**Exercise:** Look for the string "name" in every line, and copy each line that has it.

[BEGIN Records shown]

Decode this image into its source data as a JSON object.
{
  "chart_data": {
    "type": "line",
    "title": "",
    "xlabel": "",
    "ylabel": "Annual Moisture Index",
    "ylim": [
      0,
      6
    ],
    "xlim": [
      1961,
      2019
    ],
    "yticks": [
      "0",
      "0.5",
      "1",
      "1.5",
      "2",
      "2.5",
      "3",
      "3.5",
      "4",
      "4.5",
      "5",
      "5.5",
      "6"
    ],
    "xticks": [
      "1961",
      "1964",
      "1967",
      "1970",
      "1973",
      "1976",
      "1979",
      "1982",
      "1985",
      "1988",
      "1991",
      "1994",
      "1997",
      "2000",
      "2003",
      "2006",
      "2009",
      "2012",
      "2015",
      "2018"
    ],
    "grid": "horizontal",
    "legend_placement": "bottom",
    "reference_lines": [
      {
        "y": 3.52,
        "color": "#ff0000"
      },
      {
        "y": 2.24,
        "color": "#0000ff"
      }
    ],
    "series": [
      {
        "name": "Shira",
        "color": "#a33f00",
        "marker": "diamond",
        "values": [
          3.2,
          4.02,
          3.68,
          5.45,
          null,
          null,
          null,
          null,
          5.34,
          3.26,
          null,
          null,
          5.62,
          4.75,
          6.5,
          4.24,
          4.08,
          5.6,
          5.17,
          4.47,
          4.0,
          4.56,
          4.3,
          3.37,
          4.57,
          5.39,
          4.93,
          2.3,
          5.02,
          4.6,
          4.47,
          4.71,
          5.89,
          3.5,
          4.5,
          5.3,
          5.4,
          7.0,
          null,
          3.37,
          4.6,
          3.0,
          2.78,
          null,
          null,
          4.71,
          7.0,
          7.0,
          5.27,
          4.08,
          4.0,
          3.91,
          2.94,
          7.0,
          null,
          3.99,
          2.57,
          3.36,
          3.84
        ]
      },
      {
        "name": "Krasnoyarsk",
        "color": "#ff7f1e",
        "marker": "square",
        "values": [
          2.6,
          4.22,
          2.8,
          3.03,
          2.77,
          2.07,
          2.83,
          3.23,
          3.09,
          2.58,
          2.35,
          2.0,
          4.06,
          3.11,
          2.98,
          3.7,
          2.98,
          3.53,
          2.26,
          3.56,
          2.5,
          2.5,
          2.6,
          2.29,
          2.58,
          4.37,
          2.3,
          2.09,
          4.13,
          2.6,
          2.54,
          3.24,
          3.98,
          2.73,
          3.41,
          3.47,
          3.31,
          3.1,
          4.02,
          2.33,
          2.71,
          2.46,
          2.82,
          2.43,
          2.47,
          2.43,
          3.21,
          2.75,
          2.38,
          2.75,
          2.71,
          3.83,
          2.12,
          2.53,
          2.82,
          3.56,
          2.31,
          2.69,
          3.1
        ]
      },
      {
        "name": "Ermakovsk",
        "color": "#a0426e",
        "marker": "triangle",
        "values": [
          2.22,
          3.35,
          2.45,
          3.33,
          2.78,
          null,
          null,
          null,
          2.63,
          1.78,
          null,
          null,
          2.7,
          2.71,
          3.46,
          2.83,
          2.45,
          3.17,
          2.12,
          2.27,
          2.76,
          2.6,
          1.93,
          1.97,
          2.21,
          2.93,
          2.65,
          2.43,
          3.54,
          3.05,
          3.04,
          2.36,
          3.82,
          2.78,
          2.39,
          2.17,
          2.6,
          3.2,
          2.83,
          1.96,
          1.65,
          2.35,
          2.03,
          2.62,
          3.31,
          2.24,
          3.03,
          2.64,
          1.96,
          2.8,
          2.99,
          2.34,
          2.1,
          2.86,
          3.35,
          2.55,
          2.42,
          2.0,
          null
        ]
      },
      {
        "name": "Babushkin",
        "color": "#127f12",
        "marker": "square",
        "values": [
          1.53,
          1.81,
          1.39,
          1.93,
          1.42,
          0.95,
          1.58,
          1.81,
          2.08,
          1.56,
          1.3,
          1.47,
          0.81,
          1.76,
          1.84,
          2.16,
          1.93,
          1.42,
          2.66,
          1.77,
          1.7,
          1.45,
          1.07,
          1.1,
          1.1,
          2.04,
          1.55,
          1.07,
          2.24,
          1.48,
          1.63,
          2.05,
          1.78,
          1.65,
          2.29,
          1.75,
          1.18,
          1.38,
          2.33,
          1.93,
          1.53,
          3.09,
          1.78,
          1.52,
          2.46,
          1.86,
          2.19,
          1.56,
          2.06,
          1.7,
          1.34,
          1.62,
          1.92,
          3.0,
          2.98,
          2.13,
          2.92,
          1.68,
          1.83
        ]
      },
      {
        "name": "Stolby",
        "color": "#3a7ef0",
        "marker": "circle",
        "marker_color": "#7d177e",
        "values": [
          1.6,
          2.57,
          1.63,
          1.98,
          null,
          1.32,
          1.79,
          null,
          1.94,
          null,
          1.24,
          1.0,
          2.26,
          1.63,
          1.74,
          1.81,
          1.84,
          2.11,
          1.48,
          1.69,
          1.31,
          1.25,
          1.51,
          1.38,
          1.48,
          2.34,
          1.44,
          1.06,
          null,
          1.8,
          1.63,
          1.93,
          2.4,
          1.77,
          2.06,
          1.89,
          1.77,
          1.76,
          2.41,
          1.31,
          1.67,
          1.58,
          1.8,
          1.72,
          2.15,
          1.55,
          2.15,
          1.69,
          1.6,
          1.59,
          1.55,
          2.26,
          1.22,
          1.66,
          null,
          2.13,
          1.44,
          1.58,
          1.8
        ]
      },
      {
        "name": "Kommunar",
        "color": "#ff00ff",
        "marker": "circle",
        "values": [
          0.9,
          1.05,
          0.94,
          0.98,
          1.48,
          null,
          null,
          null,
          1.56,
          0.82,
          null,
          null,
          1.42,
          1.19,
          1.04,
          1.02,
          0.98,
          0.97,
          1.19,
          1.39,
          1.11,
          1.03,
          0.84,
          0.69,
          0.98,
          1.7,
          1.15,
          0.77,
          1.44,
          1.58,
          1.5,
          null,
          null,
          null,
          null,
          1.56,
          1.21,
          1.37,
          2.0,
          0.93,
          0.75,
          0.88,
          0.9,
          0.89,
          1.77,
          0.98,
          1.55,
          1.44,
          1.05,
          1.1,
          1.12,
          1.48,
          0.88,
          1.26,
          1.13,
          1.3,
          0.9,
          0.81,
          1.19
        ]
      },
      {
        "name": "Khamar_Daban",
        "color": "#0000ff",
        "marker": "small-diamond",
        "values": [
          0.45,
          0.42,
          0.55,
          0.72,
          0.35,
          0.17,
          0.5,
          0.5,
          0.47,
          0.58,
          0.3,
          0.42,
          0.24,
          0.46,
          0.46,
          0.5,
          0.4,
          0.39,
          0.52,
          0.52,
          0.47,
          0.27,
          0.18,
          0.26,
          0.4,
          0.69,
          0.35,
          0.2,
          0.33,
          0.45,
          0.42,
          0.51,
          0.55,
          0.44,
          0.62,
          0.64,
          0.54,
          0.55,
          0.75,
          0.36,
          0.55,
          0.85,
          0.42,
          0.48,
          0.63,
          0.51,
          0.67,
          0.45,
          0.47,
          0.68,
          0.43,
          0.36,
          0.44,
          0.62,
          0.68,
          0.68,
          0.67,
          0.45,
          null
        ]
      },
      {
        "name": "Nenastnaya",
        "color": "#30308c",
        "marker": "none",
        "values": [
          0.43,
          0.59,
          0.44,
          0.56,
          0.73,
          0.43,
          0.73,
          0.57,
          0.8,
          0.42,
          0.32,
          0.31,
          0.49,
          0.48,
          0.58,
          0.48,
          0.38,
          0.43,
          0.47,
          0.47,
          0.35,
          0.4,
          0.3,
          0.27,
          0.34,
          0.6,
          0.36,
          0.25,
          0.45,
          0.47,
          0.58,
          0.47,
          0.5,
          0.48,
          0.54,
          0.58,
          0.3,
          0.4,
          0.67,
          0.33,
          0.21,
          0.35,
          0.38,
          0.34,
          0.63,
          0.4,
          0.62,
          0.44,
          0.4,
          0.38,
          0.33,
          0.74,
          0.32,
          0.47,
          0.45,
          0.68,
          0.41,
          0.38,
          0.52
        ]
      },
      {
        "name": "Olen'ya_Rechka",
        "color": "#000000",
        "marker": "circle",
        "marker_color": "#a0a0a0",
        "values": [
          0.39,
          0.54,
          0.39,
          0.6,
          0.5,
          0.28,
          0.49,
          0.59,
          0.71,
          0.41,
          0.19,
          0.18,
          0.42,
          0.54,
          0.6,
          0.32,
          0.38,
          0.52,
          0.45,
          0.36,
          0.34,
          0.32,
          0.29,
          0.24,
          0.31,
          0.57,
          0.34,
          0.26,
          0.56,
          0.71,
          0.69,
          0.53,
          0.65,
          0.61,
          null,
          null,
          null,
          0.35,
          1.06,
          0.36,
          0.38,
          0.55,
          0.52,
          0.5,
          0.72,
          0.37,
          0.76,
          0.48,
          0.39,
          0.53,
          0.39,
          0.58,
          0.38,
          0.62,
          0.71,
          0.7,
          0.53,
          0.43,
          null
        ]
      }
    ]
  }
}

[END Records shown]

**Complete output:**
        "name": "Shira",
        "name": "Krasnoyarsk",
        "name": "Ermakovsk",
        "name": "Babushkin",
        "name": "Stolby",
        "name": "Kommunar",
        "name": "Khamar_Daban",
        "name": "Nenastnaya",
        "name": "Olen'ya_Rechka",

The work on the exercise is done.